### Figure contents as structured data
###

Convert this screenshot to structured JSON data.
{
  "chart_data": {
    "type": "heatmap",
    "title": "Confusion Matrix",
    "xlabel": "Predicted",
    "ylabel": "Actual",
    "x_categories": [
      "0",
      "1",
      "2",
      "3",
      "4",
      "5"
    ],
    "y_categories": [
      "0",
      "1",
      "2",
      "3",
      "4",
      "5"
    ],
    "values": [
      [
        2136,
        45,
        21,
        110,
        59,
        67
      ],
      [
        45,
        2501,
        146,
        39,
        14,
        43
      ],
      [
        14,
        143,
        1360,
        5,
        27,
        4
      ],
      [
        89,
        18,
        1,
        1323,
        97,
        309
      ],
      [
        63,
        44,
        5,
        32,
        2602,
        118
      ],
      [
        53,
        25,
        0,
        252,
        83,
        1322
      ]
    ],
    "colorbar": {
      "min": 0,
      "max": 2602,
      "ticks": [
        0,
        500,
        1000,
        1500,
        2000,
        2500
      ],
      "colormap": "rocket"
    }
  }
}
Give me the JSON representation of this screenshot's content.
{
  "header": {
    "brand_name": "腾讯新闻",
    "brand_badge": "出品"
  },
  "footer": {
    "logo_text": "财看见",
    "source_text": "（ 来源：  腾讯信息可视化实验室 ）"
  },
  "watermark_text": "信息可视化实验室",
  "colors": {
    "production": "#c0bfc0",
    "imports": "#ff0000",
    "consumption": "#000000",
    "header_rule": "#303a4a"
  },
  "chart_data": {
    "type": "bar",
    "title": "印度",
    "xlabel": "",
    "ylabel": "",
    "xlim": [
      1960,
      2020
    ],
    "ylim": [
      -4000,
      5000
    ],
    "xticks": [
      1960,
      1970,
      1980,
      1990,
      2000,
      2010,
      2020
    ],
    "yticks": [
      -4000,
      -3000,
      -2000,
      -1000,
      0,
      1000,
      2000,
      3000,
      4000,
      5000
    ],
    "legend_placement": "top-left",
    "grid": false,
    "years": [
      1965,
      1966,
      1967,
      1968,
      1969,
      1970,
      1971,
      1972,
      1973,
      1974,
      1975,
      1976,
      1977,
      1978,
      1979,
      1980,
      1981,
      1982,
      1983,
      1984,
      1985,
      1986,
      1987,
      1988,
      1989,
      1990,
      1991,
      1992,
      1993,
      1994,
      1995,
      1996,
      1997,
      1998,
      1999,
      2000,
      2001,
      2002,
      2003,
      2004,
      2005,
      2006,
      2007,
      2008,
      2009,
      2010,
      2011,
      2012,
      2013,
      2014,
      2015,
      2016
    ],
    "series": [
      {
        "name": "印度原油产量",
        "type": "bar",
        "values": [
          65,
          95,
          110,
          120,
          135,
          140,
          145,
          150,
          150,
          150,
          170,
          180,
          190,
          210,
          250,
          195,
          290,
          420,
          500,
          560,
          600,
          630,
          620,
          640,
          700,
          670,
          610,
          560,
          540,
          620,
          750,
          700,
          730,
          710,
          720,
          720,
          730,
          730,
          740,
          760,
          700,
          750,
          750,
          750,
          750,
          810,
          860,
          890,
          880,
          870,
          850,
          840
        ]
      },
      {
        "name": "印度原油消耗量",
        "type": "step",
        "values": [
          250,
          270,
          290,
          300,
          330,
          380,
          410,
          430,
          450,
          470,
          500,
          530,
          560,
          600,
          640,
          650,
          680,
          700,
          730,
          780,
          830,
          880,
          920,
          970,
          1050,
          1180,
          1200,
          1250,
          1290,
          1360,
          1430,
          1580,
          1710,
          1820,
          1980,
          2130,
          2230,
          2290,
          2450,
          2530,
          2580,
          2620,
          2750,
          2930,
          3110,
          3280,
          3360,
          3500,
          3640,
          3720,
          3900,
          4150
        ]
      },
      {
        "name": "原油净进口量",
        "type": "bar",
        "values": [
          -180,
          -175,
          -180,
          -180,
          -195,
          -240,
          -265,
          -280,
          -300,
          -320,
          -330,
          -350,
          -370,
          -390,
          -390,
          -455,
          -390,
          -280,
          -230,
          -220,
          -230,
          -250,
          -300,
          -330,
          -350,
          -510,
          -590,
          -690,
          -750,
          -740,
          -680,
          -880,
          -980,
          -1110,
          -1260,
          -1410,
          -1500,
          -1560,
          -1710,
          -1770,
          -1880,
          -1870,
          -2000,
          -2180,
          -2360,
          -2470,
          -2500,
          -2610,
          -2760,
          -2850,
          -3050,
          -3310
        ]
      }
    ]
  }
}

###

### The request
Locate all lines that include the word "JSON" and copy them out.

### Exercise response
Convert this screenshot to structured JSON data.
Give me the JSON representation of this screenshot's content.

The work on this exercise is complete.